§ **DATASET CONTENT**
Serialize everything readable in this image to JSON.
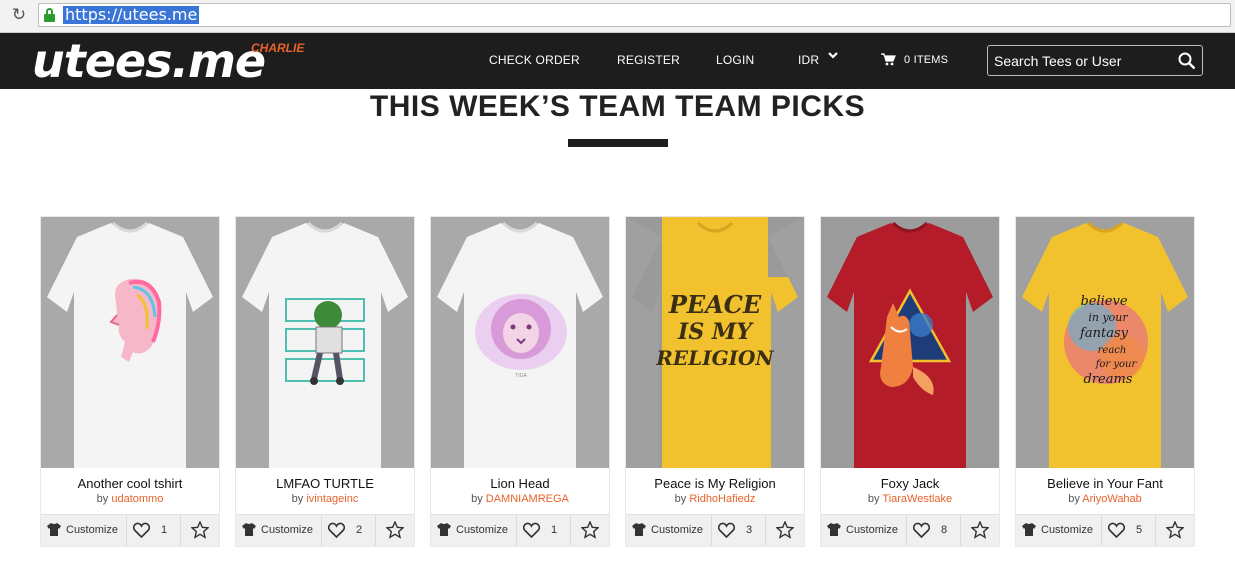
{
  "browser": {
    "url": "https://utees.me"
  },
  "header": {
    "logo": "utees.me",
    "logo_badge": "CHARLIE",
    "nav": {
      "check_order": "CHECK ORDER",
      "register": "REGISTER",
      "login": "LOGIN",
      "currency": "IDR",
      "cart": "0 ITEMS"
    },
    "search_placeholder": "Search Tees or User"
  },
  "section": {
    "title": "THIS WEEK’S TEAM TEAM PICKS"
  },
  "products": [
    {
      "name": "Another cool tshirt",
      "by": "by",
      "author": "udatommo",
      "customize": "Customize",
      "likes": "1",
      "shirt_color": "#f4f4f4",
      "design": "woman-portrait-icon"
    },
    {
      "name": "LMFAO TURTLE",
      "by": "by",
      "author": "ivintageinc",
      "customize": "Customize",
      "likes": "2",
      "shirt_color": "#f4f4f4",
      "design": "turtle-print-icon"
    },
    {
      "name": "Lion Head",
      "by": "by",
      "author": "DAMNIAMREGA",
      "customize": "Customize",
      "likes": "1",
      "shirt_color": "#f4f4f4",
      "design": "lion-head-icon"
    },
    {
      "name": "Peace is My Religion",
      "by": "by",
      "author": "RidhoHafiedz",
      "customize": "Customize",
      "likes": "3",
      "shirt_color": "#f2c12e",
      "design": "peace-text-icon"
    },
    {
      "name": "Foxy Jack",
      "by": "by",
      "author": "TiaraWestlake",
      "customize": "Customize",
      "likes": "8",
      "shirt_color": "#b51c2a",
      "design": "fox-triangle-icon"
    },
    {
      "name": "Believe in Your Fant",
      "by": "by",
      "author": "AriyoWahab",
      "customize": "Customize",
      "likes": "5",
      "shirt_color": "#f2c12e",
      "design": "believe-text-icon"
    }
  ],
  "colors": {
    "header_bg": "#1d1d1d",
    "accent": "#e8622a",
    "card_bg": "#f0f0f0"
  }
}
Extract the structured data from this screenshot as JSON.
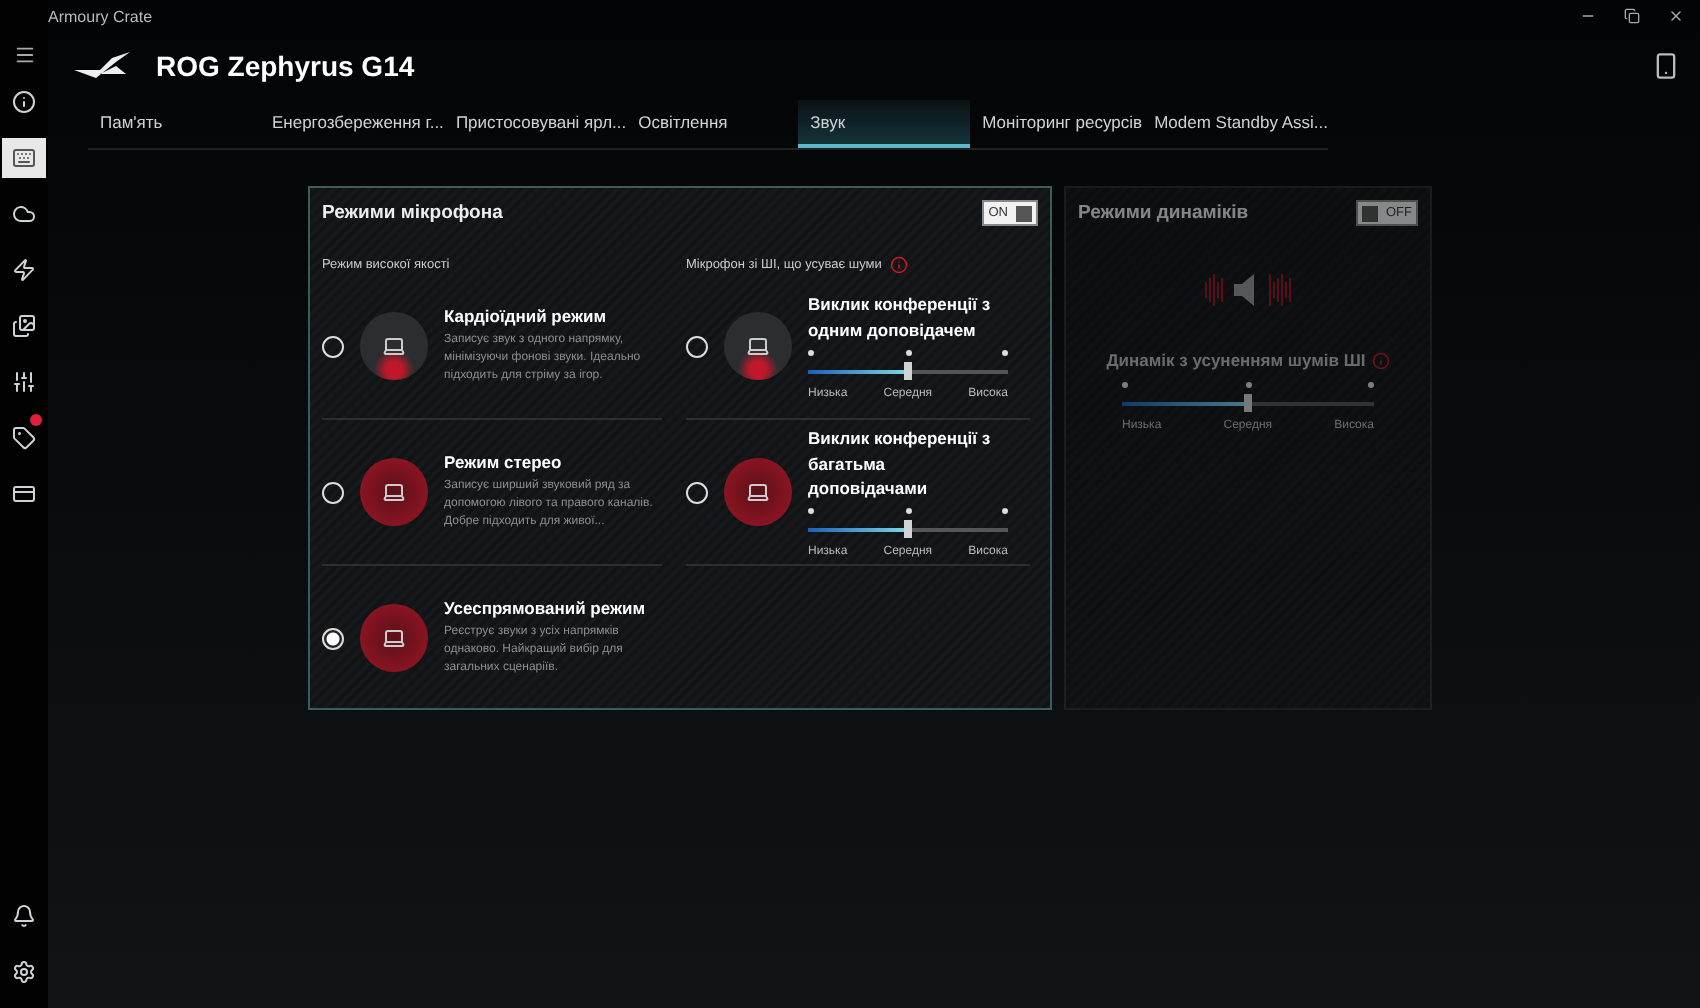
{
  "window": {
    "title": "Armoury Crate"
  },
  "device": {
    "name": "ROG Zephyrus G14"
  },
  "sidebar": {
    "items": [
      {
        "selected": false,
        "badge": false
      },
      {
        "selected": true,
        "badge": false
      },
      {
        "selected": false,
        "badge": false
      },
      {
        "selected": false,
        "badge": false
      },
      {
        "selected": false,
        "badge": false
      },
      {
        "selected": false,
        "badge": false
      },
      {
        "selected": false,
        "badge": true
      },
      {
        "selected": false,
        "badge": false
      }
    ]
  },
  "tabs": [
    {
      "label": "Пам'ять",
      "selected": false
    },
    {
      "label": "Енергозбереження г...",
      "selected": false
    },
    {
      "label": "Пристосовувані ярл...",
      "selected": false
    },
    {
      "label": "Освітлення",
      "selected": false
    },
    {
      "label": "Звук",
      "selected": true
    },
    {
      "label": "Моніторинг ресурсів",
      "selected": false
    },
    {
      "label": "Modem Standby Assi...",
      "selected": false
    }
  ],
  "mic_panel": {
    "title": "Режими мікрофона",
    "toggle": {
      "label": "ON",
      "on": true
    },
    "left_heading": "Режим високої якості",
    "right_heading": "Мікрофон зі ШІ, що усуває шуми",
    "modes": [
      {
        "title": "Кардіоїдний режим",
        "description": "Записує звук з одного напрямку, мінімізуючи фонові звуки. Ідеально підходить для стріму за ігор.",
        "selected": false
      },
      {
        "title": "Режим стерео",
        "description": "Записує ширший звуковий ряд за допомогою лівого та правого каналів. Добре підходить для живої...",
        "selected": false
      },
      {
        "title": "Усеспрямований режим",
        "description": "Реєструє звуки з усіх напрямків однаково. Найкращий вибір для загальних сценаріїв.",
        "selected": true
      }
    ],
    "ai_modes": [
      {
        "title": "Виклик конференції з одним доповідачем",
        "selected": false,
        "level": 0.5,
        "labels": [
          "Низька",
          "Середня",
          "Висока"
        ]
      },
      {
        "title": "Виклик конференції з багатьма доповідачами",
        "selected": false,
        "level": 0.5,
        "labels": [
          "Низька",
          "Середня",
          "Висока"
        ]
      }
    ]
  },
  "speaker_panel": {
    "title": "Режими динаміків",
    "toggle": {
      "label": "OFF",
      "on": false
    },
    "ai_title": "Динамік з усуненням шумів ШІ",
    "level": 0.5,
    "labels": [
      "Низька",
      "Середня",
      "Висока"
    ]
  }
}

§ **YOUR TASK**
Copy and report every line where the word "true" is present.

§ **ANSWER FOR THE TASK**
        "selected": true,
        "badge": true
      "selected": true
      "on": true
        "selected": true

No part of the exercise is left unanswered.